Reproduce the lines of the material exactly, excluding every image.

- _Input_:
◆ ◆ ◆ ◆

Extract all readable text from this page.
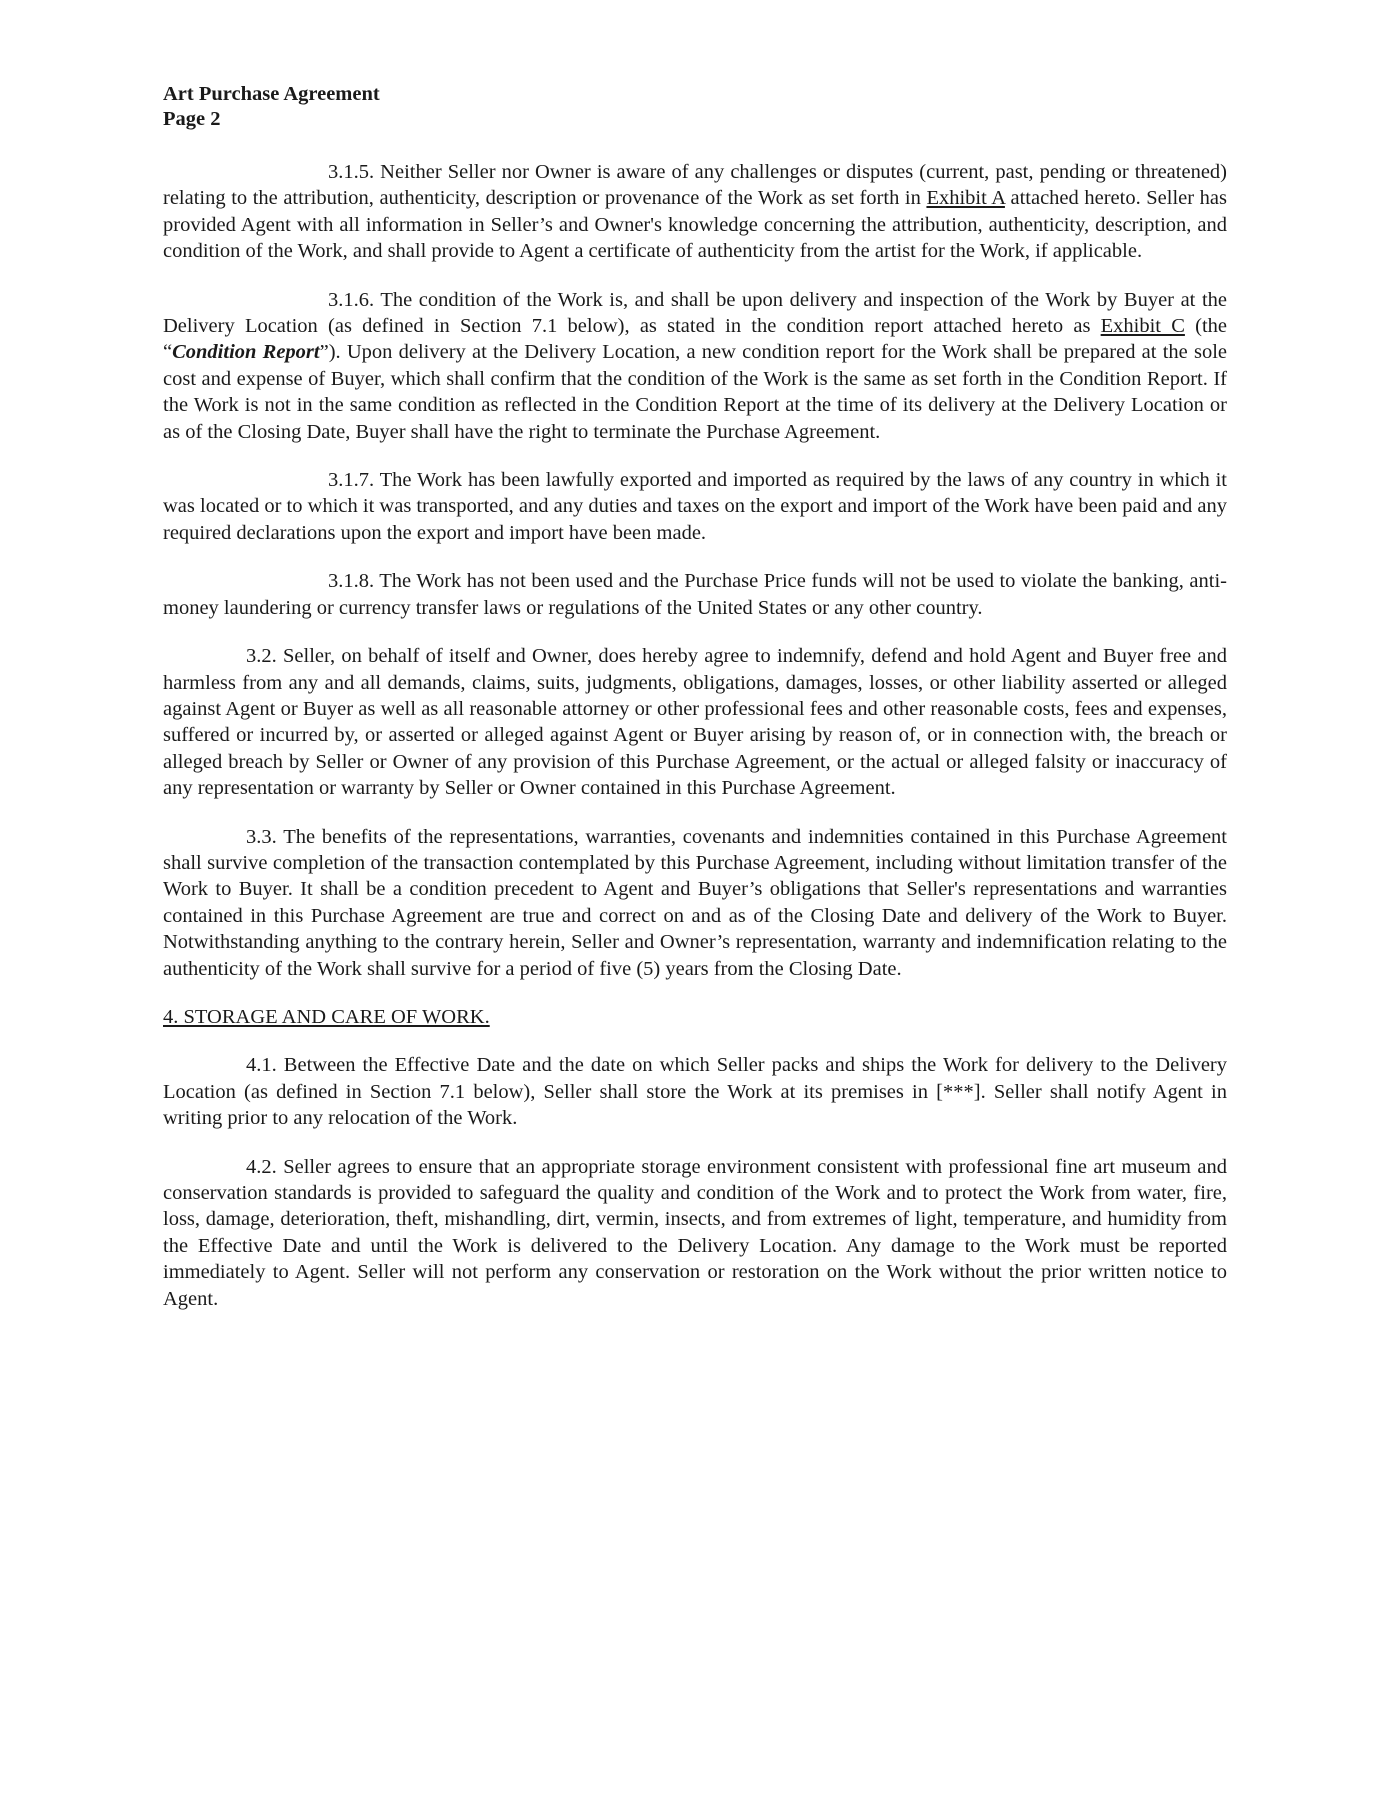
Art Purchase Agreement

Page 2

3.1.5. Neither Seller nor Owner is aware of any challenges or disputes (current, past, pending or threatened) relating to the attribution, authenticity, description or provenance of the Work as set forth in Exhibit A attached hereto. Seller has provided Agent with all information in Seller’s and Owner's knowledge concerning the attribution, authenticity, description, and condition of the Work, and shall provide to Agent a certificate of authenticity from the artist for the Work, if applicable.

3.1.6. The condition of the Work is, and shall be upon delivery and inspection of the Work by Buyer at the Delivery Location (as defined in Section 7.1 below), as stated in the condition report attached hereto as Exhibit C (the “Condition Report”). Upon delivery at the Delivery Location, a new condition report for the Work shall be prepared at the sole cost and expense of Buyer, which shall confirm that the condition of the Work is the same as set forth in the Condition Report. If the Work is not in the same condition as reflected in the Condition Report at the time of its delivery at the Delivery Location or as of the Closing Date, Buyer shall have the right to terminate the Purchase Agreement.

3.1.7. The Work has been lawfully exported and imported as required by the laws of any country in which it was located or to which it was transported, and any duties and taxes on the export and import of the Work have been paid and any required declarations upon the export and import have been made.

3.1.8. The Work has not been used and the Purchase Price funds will not be used to violate the banking, anti-money laundering or currency transfer laws or regulations of the United States or any other country.

3.2. Seller, on behalf of itself and Owner, does hereby agree to indemnify, defend and hold Agent and Buyer free and harmless from any and all demands, claims, suits, judgments, obligations, damages, losses, or other liability asserted or alleged against Agent or Buyer as well as all reasonable attorney or other professional fees and other reasonable costs, fees and expenses, suffered or incurred by, or asserted or alleged against Agent or Buyer arising by reason of, or in connection with, the breach or alleged breach by Seller or Owner of any provision of this Purchase Agreement, or the actual or alleged falsity or inaccuracy of any representation or warranty by Seller or Owner contained in this Purchase Agreement.

3.3. The benefits of the representations, warranties, covenants and indemnities contained in this Purchase Agreement shall survive completion of the transaction contemplated by this Purchase Agreement, including without limitation transfer of the Work to Buyer. It shall be a condition precedent to Agent and Buyer’s obligations that Seller's representations and warranties contained in this Purchase Agreement are true and correct on and as of the Closing Date and delivery of the Work to Buyer. Notwithstanding anything to the contrary herein, Seller and Owner’s representation, warranty and indemnification relating to the authenticity of the Work shall survive for a period of five (5) years from the Closing Date.

4. STORAGE AND CARE OF WORK.

4.1. Between the Effective Date and the date on which Seller packs and ships the Work for delivery to the Delivery Location (as defined in Section 7.1 below), Seller shall store the Work at its premises in [***]. Seller shall notify Agent in writing prior to any relocation of the Work.

4.2. Seller agrees to ensure that an appropriate storage environment consistent with professional fine art museum and conservation standards is provided to safeguard the quality and condition of the Work and to protect the Work from water, fire, loss, damage, deterioration, theft, mishandling, dirt, vermin, insects, and from extremes of light, temperature, and humidity from the Effective Date and until the Work is delivered to the Delivery Location. Any damage to the Work must be reported immediately to Agent. Seller will not perform any conservation or restoration on the Work without the prior written notice to Agent.
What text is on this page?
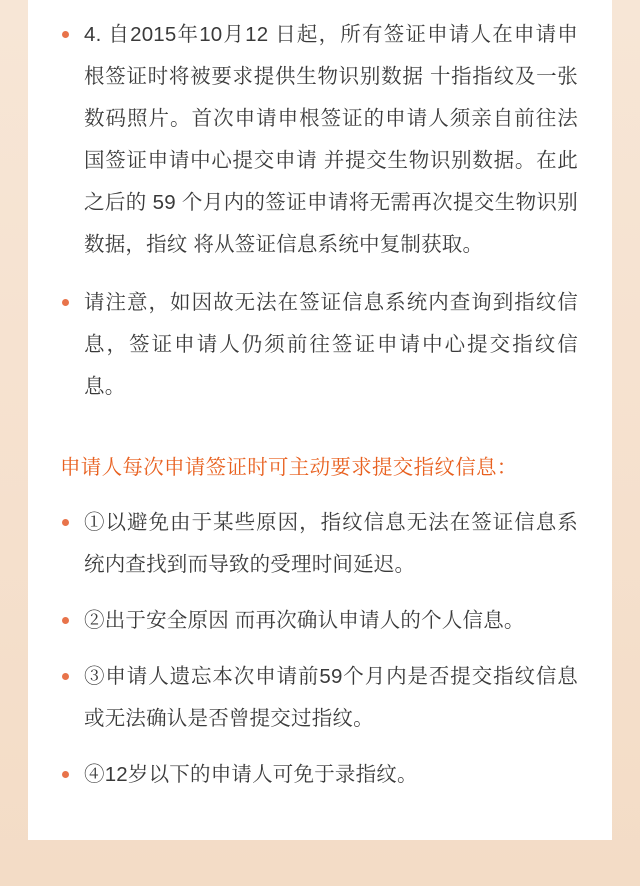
4. 自2015年10月12 日起，所有签证申请人在申请申根签证时将被要求提供生物识别数据 十指指纹及一张数码照片。首次申请申根签证的申请人须亲自前往法国签证申请中心提交申请 并提交生物识别数据。在此之后的 59 个月内的签证申请将无需再次提交生物识别数据，指纹 将从签证信息系统中复制获取。
请注意，如因故无法在签证信息系统内查询到指纹信息，签证申请人仍须前往签证申请中心提交指纹信息。
申请人每次申请签证时可主动要求提交指纹信息：
①以避免由于某些原因，指纹信息无法在签证信息系统内查找到而导致的受理时间延迟。
②出于安全原因 而再次确认申请人的个人信息。
③申请人遗忘本次申请前59个月内是否提交指纹信息或无法确认是否曾提交过指纹。
④12岁以下的申请人可免于录指纹。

◆ ◆ ◆ ◆

- _Worked answer_:
Extract all readable text from this page.
Art Purchase Agreement

Page 2

3.1.5. Neither Seller nor Owner is aware of any challenges or disputes (current, past, pending or threatened) relating to the attribution, authenticity, description or provenance of the Work as set forth in Exhibit A attached hereto. Seller has provided Agent with all information in Seller’s and Owner's knowledge concerning the attribution, authenticity, description, and condition of the Work, and shall provide to Agent a certificate of authenticity from the artist for the Work, if applicable.

3.1.6. The condition of the Work is, and shall be upon delivery and inspection of the Work by Buyer at the Delivery Location (as defined in Section 7.1 below), as stated in the condition report attached hereto as Exhibit C (the “Condition Report”). Upon delivery at the Delivery Location, a new condition report for the Work shall be prepared at the sole cost and expense of Buyer, which shall confirm that the condition of the Work is the same as set forth in the Condition Report. If the Work is not in the same condition as reflected in the Condition Report at the time of its delivery at the Delivery Location or as of the Closing Date, Buyer shall have the right to terminate the Purchase Agreement.

3.1.7. The Work has been lawfully exported and imported as required by the laws of any country in which it was located or to which it was transported, and any duties and taxes on the export and import of the Work have been paid and any required declarations upon the export and import have been made.

3.1.8. The Work has not been used and the Purchase Price funds will not be used to violate the banking, anti-money laundering or currency transfer laws or regulations of the United States or any other country.

3.2. Seller, on behalf of itself and Owner, does hereby agree to indemnify, defend and hold Agent and Buyer free and harmless from any and all demands, claims, suits, judgments, obligations, damages, losses, or other liability asserted or alleged against Agent or Buyer as well as all reasonable attorney or other professional fees and other reasonable costs, fees and expenses, suffered or incurred by, or asserted or alleged against Agent or Buyer arising by reason of, or in connection with, the breach or alleged breach by Seller or Owner of any provision of this Purchase Agreement, or the actual or alleged falsity or inaccuracy of any representation or warranty by Seller or Owner contained in this Purchase Agreement.

3.3. The benefits of the representations, warranties, covenants and indemnities contained in this Purchase Agreement shall survive completion of the transaction contemplated by this Purchase Agreement, including without limitation transfer of the Work to Buyer. It shall be a condition precedent to Agent and Buyer’s obligations that Seller's representations and warranties contained in this Purchase Agreement are true and correct on and as of the Closing Date and delivery of the Work to Buyer. Notwithstanding anything to the contrary herein, Seller and Owner’s representation, warranty and indemnification relating to the authenticity of the Work shall survive for a period of five (5) years from the Closing Date.

4. STORAGE AND CARE OF WORK.

4.1. Between the Effective Date and the date on which Seller packs and ships the Work for delivery to the Delivery Location (as defined in Section 7.1 below), Seller shall store the Work at its premises in [***]. Seller shall notify Agent in writing prior to any relocation of the Work.

4.2. Seller agrees to ensure that an appropriate storage environment consistent with professional fine art museum and conservation standards is provided to safeguard the quality and condition of the Work and to protect the Work from water, fire, loss, damage, deterioration, theft, mishandling, dirt, vermin, insects, and from extremes of light, temperature, and humidity from the Effective Date and until the Work is delivered to the Delivery Location. Any damage to the Work must be reported immediately to Agent. Seller will not perform any conservation or restoration on the Work without the prior written notice to Agent.
What text is on this page?
4. 自2015年10月12 日起，所有签证申请人在申请申根签证时将被要求提供生物识别数据 十指指纹及一张数码照片。首次申请申根签证的申请人须亲自前往法国签证申请中心提交申请 并提交生物识别数据。在此之后的 59 个月内的签证申请将无需再次提交生物识别数据，指纹 将从签证信息系统中复制获取。
请注意，如因故无法在签证信息系统内查询到指纹信息，签证申请人仍须前往签证申请中心提交指纹信息。
申请人每次申请签证时可主动要求提交指纹信息：
①以避免由于某些原因，指纹信息无法在签证信息系统内查找到而导致的受理时间延迟。
②出于安全原因 而再次确认申请人的个人信息。
③申请人遗忘本次申请前59个月内是否提交指纹信息或无法确认是否曾提交过指纹。
④12岁以下的申请人可免于录指纹。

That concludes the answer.